# Found an awsome little heater



## MaggieLynn (Jun 24, 2011)

At my local petco I found a little heater.Iit is circular and smaller than a cd and is good for a 2 -5 gallon tank. it says its for bettas and there is no need to adjust the temp. It is called slim heater for bettas and bowls. you can even put it under gravel. I just have it hanging of the edge of my tank at the top and it already brought my water up to 80* and it was only $10. For the price and the size it is working better than the 50w tetra brand no adjust heater i bought at walmart that didnt even work. The nice thing about this heater is that you can have it plugged in and have it out of the tank safely, what I did was plug it in and have it against my inner wrist to see how much it would heat up and I was impressed. I did that to make sure it was working the is the third heater I am trying and I am paranoid after waking up at 6 and found Freds tank and 70!


----------



## Sarahlydear (Feb 21, 2011)

What's the brand name?


----------



## MaggieLynn (Jun 24, 2011)

I think the brand was slim heater i really didnt see a brand name, unless i cut that part off of the package. ill find out for you though, it really is great.


----------



## MaggieLynn (Jun 24, 2011)

Sarahlydear said:


> What's the brand name?


the closest i could find was a diff brand but pretty much same thing ists zoo med betta therm mini size betta bowl heater. its 7.5 watts and it says for 1-3 gallon tank, i have mine in a 5 gallon and with the light on it keeps the tank at 82 and at night it keeps it at 76-77. you can find it at petco.com or petsmart.com, petsmart is like 15 bucks. I have to run to petco so ill tell you the brand i bought after i go


----------



## MaggieLynn (Jun 24, 2011)

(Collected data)
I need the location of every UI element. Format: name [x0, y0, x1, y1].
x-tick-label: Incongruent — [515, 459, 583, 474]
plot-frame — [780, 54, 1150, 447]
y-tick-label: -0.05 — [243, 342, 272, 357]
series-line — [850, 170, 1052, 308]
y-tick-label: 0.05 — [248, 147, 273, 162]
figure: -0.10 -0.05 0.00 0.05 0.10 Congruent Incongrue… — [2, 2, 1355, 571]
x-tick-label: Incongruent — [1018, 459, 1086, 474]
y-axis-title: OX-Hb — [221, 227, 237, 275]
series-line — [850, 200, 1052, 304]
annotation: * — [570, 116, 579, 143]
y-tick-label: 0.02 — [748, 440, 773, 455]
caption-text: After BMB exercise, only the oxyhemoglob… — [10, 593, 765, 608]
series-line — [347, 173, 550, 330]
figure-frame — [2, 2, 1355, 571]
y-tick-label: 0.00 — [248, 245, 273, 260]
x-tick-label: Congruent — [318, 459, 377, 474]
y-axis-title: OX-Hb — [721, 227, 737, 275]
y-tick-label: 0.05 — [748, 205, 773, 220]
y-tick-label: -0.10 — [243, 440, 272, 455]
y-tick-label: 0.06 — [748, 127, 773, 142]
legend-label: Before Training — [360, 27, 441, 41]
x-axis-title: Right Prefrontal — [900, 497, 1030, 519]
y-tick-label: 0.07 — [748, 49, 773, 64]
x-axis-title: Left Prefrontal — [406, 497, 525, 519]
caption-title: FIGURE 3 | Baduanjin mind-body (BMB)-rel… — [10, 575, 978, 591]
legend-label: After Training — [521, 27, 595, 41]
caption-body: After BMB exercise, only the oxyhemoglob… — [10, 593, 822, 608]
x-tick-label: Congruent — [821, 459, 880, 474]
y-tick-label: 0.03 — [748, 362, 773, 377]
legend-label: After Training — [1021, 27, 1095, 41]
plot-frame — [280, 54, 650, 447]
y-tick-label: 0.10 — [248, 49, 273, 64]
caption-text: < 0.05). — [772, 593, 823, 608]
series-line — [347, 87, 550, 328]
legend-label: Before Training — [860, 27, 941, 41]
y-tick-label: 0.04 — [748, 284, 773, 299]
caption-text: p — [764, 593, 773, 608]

> **TASK INSTRUCTIONS**
**A.** Please answer these questions about the forum thread on the small betta heater:
(i) How much did the heater found at Petco cost?
(ii) What wattage was the Tetra heater bought at Walmart?
(iii) What wattage is the Zoo Med Betta Therm heater?
**B.** From the forum thread on the betta heater, repeat word for word the part that opens with the words containing "I think the" and closes with "really is great.".

> **TASK ANSWERS**
**A.**
(i) $10
(ii) 50 watts
(iii) 7.5 watts

**B.**
I think the brand was slim heater i really didnt see a brand name, unless i cut that part off of the package. ill find out for you though, it really is great.